(Records from a data collection)
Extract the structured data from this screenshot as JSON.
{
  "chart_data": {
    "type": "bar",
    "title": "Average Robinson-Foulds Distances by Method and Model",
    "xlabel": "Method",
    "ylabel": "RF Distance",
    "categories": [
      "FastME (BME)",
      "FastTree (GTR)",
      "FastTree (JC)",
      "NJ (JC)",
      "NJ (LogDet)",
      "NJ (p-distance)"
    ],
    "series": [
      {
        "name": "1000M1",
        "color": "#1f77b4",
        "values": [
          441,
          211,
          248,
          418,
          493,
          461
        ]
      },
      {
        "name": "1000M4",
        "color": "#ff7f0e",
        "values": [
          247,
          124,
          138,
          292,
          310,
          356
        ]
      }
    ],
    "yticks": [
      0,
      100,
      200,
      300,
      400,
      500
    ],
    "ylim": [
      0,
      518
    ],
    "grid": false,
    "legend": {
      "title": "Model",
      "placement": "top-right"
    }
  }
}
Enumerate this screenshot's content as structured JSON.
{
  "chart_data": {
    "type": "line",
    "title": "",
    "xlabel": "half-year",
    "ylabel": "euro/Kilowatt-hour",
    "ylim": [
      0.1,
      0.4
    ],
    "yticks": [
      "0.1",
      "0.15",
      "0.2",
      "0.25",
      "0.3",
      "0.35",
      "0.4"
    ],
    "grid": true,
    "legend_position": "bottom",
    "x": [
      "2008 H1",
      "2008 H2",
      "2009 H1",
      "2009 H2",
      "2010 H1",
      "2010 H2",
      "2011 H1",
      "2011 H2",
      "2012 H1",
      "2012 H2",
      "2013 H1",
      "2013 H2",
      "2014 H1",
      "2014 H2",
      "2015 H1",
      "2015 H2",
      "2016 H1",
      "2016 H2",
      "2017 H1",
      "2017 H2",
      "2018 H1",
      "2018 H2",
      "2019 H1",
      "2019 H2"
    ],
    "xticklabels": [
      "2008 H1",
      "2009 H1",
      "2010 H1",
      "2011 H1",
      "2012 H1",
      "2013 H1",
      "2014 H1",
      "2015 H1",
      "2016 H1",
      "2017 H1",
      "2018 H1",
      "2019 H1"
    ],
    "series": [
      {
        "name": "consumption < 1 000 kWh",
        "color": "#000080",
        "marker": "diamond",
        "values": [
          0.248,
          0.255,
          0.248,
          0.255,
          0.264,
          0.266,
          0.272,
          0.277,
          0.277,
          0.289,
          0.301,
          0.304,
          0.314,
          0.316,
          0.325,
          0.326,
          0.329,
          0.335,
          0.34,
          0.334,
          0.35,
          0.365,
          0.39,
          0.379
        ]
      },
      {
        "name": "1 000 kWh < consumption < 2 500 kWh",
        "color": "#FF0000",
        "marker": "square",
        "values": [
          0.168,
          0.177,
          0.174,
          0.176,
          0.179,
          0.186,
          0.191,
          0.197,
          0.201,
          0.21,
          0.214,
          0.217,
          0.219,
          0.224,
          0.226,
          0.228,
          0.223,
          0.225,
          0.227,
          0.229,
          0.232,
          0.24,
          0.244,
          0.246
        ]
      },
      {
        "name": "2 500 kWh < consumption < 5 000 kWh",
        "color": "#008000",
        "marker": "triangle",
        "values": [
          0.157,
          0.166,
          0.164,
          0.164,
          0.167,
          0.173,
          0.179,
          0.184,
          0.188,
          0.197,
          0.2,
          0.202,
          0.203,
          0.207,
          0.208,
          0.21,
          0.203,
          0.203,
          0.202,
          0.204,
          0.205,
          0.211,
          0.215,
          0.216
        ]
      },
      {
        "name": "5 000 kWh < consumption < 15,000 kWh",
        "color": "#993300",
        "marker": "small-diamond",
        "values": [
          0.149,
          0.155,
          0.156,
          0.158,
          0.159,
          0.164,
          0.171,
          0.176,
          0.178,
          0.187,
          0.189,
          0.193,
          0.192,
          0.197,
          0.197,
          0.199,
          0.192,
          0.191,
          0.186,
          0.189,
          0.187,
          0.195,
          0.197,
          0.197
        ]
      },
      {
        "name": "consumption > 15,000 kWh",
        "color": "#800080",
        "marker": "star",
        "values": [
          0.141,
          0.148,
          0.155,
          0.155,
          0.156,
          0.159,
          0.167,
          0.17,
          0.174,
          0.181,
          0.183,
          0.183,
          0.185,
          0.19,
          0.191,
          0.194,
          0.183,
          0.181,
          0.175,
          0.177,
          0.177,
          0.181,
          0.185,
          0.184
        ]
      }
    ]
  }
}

## PROBLEM DETAILS
Looking at the entries above, how many lines contain the word "color"? Answer with the number alone.

## TASK SOLUTION
7